▶ [TASK]:
Using the data below, copy each line that includes the word "inflation".
+++ EXCERPTED DATA +++
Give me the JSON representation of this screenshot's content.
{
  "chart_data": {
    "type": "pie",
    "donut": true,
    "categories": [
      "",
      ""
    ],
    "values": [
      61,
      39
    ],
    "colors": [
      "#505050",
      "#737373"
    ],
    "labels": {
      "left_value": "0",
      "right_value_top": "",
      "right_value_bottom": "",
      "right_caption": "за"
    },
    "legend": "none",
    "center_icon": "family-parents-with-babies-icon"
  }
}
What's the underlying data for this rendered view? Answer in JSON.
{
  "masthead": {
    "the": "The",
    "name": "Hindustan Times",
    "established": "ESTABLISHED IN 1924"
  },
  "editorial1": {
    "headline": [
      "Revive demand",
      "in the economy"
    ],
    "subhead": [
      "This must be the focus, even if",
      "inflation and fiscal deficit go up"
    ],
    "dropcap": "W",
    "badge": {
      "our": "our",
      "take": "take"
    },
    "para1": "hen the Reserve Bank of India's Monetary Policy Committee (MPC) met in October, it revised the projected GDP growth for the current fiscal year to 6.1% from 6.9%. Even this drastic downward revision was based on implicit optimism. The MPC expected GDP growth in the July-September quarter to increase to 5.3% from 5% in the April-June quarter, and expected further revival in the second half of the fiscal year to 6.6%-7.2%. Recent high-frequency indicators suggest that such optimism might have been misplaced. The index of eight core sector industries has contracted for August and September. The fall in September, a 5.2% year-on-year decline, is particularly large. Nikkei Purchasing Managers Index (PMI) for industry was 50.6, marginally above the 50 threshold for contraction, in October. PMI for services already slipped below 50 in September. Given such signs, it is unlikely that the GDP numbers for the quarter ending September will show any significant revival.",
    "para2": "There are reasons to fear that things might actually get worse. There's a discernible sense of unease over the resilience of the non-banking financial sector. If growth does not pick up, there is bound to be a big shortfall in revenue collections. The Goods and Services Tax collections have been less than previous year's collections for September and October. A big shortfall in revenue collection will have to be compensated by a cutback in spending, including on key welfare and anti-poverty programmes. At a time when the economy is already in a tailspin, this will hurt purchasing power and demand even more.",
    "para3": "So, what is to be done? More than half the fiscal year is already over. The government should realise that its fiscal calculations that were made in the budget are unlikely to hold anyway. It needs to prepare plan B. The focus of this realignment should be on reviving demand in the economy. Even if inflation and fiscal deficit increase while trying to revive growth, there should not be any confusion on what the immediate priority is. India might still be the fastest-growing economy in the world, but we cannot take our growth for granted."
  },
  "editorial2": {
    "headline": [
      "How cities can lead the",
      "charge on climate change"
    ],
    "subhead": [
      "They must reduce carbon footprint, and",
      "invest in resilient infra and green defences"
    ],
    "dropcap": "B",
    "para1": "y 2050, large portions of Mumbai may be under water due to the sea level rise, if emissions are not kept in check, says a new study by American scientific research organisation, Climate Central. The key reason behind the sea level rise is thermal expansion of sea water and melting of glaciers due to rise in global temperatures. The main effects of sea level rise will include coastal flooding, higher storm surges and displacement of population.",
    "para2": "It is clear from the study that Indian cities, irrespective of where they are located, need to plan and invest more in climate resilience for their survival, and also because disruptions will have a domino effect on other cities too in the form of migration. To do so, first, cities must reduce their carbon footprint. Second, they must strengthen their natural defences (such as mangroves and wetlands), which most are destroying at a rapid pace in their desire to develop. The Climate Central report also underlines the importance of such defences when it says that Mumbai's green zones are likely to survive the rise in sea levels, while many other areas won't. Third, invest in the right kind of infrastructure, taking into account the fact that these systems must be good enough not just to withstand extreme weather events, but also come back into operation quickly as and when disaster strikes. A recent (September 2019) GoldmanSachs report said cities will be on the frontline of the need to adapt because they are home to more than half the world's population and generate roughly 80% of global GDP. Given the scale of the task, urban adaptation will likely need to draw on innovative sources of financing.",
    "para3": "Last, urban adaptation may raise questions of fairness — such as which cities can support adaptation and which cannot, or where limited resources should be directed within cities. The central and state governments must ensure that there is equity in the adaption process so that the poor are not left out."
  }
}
+++
▶ [SOLUTION TO THIS PROBLEM]:
      "inflation and fiscal deficit go up"
    "para3": "So, what is to be done? More than half the fiscal year is already over. The government should realise that its fiscal calculations that were made in the budget are unlikely to hold anyway. It needs to prepare plan B. The focus of this realignment should be on reviving demand in the economy. Even if inflation and fiscal deficit increase while trying to revive growth, there should not be any confusion on what the immediate priority is. India might still be the fastest-growing economy in the world, but we cannot take our growth for granted."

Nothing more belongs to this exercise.